[Required work] Filter the entries and keep only the lines where the string "Wohnungen" appears.

[Data records]
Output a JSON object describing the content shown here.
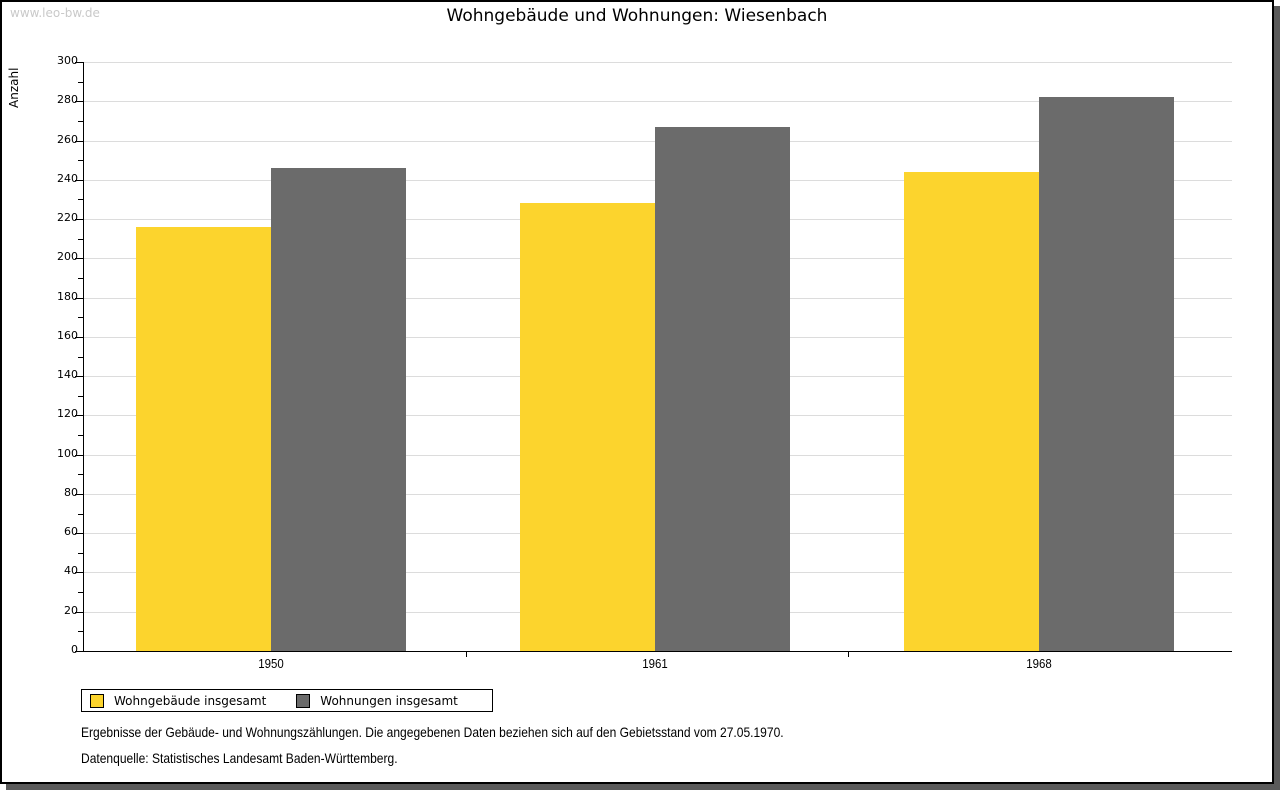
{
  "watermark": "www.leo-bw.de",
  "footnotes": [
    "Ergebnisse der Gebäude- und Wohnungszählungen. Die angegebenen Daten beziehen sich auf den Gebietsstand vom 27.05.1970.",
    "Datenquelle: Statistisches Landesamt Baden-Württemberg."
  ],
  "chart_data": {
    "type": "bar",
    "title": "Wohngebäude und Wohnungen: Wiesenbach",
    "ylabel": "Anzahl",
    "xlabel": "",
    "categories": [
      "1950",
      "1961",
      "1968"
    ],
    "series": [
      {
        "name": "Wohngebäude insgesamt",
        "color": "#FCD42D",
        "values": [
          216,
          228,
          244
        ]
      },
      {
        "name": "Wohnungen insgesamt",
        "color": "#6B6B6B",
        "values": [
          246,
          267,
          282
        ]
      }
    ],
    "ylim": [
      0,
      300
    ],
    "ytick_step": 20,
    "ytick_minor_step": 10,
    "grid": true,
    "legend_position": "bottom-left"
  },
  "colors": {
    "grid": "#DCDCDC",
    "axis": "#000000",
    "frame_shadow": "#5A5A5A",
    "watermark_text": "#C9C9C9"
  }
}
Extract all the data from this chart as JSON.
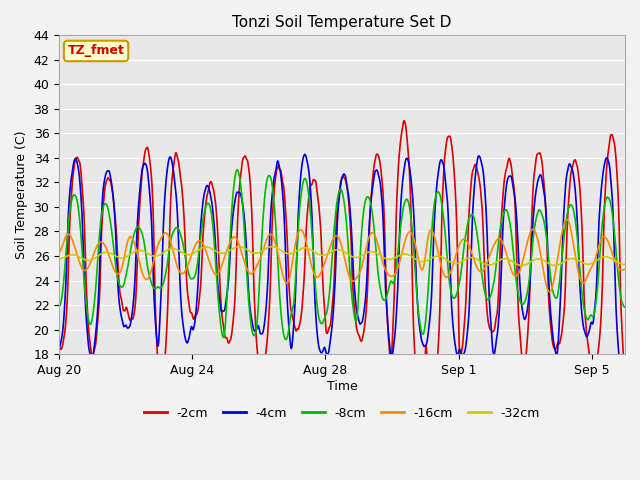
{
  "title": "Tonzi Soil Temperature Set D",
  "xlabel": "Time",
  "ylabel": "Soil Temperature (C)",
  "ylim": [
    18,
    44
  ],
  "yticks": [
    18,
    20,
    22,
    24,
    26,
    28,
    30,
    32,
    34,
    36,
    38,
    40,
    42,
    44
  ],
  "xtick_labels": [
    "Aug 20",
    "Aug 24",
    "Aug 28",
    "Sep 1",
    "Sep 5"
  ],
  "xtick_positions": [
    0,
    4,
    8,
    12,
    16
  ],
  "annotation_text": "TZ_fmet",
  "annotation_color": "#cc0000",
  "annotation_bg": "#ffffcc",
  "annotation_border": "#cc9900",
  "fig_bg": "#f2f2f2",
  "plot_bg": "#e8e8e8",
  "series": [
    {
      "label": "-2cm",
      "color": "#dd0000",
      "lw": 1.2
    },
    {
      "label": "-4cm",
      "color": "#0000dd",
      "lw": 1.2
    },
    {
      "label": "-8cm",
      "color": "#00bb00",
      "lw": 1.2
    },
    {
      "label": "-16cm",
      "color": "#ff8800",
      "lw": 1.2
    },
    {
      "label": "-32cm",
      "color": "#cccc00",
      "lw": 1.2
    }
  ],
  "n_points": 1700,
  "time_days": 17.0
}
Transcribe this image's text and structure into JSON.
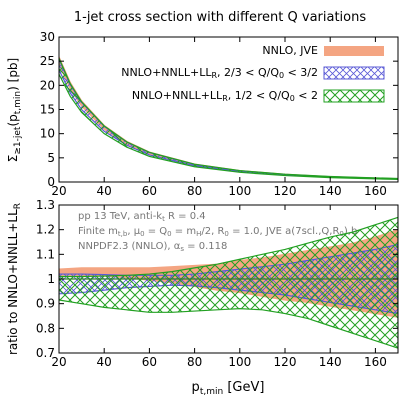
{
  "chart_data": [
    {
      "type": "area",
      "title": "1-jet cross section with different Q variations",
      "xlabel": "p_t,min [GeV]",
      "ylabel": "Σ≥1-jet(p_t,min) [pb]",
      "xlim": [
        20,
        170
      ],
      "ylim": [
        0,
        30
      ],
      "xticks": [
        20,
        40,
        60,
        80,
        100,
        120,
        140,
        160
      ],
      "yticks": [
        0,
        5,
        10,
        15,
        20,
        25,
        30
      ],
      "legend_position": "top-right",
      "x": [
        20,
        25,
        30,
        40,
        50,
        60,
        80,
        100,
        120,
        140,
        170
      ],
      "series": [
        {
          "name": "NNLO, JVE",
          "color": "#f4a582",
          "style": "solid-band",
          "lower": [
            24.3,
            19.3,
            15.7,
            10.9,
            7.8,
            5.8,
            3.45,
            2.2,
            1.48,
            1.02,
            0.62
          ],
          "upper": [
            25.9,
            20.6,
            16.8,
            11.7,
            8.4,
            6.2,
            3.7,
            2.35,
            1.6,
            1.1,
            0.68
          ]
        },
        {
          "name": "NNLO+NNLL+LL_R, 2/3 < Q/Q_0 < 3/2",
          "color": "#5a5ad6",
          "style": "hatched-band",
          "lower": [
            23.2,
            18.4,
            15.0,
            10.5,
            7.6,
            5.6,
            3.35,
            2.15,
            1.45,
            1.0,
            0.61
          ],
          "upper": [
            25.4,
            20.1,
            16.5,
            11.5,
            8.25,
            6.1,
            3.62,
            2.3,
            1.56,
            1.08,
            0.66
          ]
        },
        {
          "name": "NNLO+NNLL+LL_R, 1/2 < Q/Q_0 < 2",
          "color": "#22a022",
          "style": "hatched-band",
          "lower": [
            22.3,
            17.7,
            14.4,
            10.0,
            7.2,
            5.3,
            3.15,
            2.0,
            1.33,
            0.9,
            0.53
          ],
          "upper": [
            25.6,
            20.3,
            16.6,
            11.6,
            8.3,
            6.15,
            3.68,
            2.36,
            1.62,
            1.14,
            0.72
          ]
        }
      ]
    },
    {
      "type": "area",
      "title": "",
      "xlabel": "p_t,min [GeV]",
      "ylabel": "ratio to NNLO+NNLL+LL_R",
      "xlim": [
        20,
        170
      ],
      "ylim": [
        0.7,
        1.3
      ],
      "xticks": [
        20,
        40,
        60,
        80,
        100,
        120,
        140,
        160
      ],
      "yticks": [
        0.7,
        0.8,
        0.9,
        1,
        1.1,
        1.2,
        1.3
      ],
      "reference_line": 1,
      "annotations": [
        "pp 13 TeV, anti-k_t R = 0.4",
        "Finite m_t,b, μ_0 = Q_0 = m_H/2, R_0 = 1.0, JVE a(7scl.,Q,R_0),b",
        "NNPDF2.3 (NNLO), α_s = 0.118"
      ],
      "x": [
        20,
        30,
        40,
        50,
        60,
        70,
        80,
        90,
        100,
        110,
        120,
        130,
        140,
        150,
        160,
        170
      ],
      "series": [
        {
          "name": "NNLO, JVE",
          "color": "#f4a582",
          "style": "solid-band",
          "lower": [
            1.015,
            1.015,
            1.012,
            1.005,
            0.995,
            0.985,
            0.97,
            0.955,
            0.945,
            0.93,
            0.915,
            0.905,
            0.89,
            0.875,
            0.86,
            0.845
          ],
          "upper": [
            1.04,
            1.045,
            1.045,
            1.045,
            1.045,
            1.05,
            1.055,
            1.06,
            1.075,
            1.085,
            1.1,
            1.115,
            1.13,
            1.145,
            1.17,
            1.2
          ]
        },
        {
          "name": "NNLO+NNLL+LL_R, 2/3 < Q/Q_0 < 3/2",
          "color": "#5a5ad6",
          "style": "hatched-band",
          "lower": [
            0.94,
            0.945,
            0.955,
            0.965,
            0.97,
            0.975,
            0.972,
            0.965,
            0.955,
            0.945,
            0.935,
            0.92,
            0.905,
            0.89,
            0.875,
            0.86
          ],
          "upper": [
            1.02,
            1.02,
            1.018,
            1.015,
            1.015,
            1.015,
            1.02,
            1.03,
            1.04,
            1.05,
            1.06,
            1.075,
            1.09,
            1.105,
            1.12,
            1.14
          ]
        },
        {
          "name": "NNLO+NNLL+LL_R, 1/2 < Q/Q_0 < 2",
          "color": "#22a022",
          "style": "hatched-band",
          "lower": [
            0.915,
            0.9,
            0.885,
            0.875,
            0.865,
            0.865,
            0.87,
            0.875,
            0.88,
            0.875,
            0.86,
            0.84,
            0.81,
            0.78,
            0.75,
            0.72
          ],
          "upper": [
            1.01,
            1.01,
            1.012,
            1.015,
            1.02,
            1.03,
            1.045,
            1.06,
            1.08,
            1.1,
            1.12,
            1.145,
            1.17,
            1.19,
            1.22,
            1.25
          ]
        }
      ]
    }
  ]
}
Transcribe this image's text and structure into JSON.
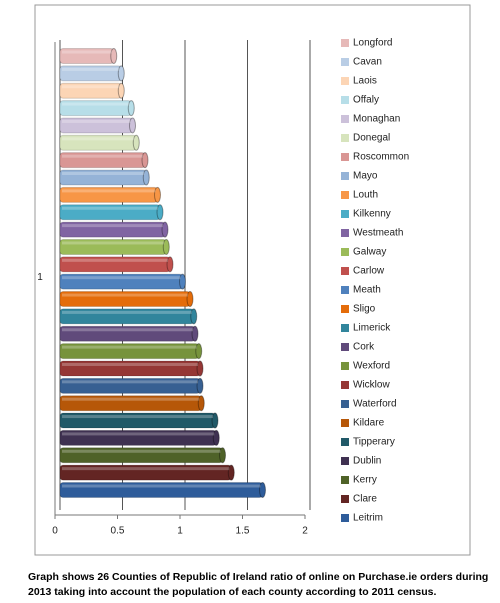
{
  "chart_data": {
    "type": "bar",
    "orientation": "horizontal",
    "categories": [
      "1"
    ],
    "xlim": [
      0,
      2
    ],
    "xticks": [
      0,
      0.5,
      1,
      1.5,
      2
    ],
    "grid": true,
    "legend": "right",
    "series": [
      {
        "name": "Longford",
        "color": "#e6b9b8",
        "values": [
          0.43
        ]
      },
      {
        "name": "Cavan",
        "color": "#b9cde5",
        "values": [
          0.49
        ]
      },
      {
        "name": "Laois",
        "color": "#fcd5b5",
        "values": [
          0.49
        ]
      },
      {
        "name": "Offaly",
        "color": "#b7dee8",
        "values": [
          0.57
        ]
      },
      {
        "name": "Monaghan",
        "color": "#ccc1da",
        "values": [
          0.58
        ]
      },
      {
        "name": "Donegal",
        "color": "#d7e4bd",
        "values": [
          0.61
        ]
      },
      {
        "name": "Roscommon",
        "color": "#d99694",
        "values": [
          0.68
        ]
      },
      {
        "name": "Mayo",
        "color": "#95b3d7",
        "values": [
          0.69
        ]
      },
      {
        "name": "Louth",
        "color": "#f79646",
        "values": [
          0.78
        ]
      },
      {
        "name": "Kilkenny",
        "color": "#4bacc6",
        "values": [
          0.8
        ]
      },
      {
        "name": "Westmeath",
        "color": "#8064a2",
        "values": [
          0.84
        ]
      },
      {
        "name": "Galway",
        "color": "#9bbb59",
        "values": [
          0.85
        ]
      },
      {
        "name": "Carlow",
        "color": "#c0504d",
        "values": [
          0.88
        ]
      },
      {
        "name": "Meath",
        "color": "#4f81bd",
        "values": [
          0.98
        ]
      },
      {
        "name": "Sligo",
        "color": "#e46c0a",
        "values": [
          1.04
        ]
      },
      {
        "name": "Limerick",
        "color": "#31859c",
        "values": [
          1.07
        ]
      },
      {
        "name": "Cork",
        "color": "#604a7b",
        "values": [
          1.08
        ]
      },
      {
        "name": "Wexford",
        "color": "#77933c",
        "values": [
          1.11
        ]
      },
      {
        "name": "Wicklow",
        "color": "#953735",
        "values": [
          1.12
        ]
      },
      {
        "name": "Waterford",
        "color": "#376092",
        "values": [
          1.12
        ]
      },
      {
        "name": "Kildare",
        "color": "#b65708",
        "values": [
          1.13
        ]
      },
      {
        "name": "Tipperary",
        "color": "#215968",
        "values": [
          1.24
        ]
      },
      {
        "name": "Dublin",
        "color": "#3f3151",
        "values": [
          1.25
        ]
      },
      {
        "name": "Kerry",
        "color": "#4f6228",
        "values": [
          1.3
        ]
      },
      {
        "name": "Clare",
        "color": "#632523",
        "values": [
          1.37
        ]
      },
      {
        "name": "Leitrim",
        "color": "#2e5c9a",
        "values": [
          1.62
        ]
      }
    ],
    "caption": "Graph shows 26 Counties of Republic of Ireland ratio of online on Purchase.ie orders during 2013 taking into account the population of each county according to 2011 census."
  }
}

[Completed exercise]
    "title": "Wohngebäude und Wohnungen: Wiesenbach",
        "name": "Wohnungen insgesamt",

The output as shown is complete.